====== Records for processing

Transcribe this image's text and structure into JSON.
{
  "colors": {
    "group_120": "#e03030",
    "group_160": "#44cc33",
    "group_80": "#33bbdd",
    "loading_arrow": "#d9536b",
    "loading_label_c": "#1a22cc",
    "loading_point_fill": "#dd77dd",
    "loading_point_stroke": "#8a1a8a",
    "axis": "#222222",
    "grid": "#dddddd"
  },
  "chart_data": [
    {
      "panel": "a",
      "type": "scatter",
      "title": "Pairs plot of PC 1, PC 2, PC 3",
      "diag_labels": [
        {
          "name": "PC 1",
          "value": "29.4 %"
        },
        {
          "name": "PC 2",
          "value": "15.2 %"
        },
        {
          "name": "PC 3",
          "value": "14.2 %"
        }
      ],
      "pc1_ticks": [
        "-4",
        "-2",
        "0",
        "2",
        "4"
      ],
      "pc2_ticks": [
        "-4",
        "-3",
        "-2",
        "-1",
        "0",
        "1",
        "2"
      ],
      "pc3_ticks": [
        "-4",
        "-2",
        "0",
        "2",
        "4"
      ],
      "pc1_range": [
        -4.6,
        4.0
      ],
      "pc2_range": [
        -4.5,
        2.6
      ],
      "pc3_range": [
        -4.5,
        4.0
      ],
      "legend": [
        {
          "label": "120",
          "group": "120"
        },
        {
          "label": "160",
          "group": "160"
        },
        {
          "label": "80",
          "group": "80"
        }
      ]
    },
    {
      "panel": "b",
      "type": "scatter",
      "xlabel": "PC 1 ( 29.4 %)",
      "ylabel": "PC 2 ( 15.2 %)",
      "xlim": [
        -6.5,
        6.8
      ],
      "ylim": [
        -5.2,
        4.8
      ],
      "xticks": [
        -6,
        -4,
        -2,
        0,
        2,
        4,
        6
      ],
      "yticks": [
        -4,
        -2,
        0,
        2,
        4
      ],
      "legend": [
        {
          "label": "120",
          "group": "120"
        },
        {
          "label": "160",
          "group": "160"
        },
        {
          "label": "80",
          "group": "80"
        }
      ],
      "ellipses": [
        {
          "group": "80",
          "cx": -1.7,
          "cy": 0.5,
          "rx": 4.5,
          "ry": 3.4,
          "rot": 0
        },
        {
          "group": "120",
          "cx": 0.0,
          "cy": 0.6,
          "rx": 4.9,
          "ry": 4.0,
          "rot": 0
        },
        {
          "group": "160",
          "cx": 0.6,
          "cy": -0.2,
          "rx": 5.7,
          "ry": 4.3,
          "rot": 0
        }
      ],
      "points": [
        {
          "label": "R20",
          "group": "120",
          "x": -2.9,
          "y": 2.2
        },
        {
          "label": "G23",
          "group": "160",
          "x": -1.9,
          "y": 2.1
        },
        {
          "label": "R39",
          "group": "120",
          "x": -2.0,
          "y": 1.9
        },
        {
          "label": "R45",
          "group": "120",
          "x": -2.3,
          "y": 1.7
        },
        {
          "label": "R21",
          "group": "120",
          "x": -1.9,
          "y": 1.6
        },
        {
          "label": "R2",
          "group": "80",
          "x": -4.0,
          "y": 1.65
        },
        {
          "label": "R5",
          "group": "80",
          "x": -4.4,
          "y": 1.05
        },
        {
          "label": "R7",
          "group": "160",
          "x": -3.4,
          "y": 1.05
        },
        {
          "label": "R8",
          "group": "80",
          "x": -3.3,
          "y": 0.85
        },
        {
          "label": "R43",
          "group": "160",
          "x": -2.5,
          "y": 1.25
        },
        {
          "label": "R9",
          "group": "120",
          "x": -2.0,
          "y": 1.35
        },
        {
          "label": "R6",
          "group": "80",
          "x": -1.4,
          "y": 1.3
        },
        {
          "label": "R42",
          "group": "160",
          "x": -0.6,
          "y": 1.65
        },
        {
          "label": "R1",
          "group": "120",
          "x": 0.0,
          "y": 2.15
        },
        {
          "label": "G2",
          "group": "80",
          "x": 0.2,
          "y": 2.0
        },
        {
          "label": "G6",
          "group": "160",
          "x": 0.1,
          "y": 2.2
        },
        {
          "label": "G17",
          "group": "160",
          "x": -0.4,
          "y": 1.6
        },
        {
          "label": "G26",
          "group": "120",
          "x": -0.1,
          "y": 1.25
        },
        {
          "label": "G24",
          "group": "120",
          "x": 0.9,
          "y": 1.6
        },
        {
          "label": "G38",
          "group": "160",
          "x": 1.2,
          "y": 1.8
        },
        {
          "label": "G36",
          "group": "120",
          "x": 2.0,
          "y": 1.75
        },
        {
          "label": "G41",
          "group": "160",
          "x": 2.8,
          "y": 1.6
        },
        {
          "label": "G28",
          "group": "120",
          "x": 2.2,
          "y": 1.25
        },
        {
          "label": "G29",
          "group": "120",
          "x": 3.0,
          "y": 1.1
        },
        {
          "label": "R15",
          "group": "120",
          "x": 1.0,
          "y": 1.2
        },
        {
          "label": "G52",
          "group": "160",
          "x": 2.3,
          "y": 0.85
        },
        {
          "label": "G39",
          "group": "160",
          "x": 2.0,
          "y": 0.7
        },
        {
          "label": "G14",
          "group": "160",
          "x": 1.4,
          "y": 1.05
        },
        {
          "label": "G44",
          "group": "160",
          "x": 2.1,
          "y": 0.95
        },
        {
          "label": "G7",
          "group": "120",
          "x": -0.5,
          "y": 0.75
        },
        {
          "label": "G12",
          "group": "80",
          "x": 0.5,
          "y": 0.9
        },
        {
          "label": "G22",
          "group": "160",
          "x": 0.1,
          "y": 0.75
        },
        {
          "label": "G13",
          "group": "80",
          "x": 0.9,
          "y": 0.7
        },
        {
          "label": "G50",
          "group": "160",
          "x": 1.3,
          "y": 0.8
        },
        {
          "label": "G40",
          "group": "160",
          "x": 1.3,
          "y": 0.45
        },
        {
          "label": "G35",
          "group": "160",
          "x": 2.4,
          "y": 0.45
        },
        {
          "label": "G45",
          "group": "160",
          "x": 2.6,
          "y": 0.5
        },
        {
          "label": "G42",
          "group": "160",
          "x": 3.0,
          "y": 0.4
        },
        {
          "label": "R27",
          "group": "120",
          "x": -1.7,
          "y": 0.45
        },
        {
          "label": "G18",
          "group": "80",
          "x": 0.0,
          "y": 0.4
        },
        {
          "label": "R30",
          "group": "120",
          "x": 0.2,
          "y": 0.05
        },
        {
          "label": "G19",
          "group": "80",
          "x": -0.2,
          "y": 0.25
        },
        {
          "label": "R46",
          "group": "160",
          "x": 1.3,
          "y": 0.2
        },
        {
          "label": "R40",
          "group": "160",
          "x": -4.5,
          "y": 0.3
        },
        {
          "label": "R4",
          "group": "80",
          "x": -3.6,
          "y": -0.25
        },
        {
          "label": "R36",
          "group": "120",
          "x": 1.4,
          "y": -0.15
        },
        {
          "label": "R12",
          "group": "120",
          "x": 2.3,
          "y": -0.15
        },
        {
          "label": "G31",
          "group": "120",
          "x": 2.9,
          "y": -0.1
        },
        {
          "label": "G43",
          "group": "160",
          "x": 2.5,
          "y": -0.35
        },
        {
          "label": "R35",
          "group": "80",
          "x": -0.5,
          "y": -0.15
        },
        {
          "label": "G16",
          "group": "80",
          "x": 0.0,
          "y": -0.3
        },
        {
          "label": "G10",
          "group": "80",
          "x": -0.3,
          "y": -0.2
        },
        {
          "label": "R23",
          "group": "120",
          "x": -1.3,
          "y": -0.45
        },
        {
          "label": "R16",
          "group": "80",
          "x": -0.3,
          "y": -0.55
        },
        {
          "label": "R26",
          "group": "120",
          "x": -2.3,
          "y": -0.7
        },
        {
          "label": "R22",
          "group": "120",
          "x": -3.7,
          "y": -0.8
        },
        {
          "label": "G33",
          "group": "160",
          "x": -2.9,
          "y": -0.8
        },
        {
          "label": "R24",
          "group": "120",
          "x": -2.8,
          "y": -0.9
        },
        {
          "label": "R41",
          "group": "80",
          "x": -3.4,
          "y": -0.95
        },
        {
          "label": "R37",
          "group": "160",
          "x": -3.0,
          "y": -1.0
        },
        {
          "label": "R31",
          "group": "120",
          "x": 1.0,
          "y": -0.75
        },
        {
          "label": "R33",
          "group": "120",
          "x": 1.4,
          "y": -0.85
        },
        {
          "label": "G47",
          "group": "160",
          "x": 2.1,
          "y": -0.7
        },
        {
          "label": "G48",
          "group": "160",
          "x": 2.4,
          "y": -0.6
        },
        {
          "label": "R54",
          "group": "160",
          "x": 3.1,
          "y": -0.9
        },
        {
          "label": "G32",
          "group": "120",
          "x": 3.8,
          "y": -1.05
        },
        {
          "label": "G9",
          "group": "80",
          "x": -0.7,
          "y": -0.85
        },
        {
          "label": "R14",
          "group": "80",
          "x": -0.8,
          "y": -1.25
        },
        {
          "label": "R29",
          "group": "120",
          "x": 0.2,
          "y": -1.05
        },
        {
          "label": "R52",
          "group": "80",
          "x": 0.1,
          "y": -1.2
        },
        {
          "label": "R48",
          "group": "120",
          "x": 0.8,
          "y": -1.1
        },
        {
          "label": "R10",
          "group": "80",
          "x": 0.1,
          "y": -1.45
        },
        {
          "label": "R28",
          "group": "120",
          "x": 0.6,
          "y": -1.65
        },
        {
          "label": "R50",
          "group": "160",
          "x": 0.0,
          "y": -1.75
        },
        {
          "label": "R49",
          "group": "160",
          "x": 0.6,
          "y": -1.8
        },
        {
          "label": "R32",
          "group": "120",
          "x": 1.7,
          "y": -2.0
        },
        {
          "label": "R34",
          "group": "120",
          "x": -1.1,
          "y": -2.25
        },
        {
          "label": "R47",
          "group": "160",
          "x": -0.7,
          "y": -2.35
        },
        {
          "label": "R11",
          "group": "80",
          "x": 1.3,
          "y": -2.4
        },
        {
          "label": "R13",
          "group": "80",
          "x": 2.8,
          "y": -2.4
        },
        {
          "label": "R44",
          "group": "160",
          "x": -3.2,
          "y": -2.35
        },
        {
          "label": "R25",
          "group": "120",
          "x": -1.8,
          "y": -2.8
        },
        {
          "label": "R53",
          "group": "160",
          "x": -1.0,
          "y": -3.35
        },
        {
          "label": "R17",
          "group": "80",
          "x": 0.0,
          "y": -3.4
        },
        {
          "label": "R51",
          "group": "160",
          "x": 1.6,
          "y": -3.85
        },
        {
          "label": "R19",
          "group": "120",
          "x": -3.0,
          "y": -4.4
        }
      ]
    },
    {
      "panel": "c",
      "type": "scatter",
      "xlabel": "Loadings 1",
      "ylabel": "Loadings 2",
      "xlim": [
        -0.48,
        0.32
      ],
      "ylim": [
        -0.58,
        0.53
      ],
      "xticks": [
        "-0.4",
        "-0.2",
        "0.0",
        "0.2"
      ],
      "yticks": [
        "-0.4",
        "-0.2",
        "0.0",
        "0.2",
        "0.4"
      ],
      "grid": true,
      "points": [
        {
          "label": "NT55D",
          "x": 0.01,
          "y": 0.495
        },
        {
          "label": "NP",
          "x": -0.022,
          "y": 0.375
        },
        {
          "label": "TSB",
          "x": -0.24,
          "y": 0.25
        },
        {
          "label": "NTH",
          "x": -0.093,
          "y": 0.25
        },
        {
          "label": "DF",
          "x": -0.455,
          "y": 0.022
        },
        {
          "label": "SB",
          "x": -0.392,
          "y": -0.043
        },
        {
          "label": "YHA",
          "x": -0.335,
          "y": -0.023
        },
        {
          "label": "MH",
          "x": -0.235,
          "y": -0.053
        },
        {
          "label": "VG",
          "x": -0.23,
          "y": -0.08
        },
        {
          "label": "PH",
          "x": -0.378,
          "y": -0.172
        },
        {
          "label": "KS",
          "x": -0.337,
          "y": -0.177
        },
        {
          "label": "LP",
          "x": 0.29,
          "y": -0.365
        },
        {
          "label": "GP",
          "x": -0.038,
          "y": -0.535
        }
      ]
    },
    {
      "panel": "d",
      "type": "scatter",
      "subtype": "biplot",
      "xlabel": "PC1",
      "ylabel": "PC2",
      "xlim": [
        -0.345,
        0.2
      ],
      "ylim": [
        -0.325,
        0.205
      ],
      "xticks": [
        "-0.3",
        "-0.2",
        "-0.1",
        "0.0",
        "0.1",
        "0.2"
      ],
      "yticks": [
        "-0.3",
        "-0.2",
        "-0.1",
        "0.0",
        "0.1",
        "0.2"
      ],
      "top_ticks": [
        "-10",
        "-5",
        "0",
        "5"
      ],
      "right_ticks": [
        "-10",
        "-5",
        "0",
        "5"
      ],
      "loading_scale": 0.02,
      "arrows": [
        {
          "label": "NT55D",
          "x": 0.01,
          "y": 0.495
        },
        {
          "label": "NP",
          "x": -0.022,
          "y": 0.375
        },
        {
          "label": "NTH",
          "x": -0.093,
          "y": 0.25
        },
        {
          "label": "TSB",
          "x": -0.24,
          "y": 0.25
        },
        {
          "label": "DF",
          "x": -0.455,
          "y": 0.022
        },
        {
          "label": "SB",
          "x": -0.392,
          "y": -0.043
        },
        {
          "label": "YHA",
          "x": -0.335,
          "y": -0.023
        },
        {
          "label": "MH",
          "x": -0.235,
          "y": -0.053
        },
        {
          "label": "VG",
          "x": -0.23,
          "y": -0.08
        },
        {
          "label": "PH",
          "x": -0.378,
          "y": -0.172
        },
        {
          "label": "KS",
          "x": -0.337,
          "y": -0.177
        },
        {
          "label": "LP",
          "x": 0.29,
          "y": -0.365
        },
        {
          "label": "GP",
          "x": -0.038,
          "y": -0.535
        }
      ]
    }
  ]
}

============

** Given task **
Report the number of lines that contain "Loadings", with no other words.

** Response **
2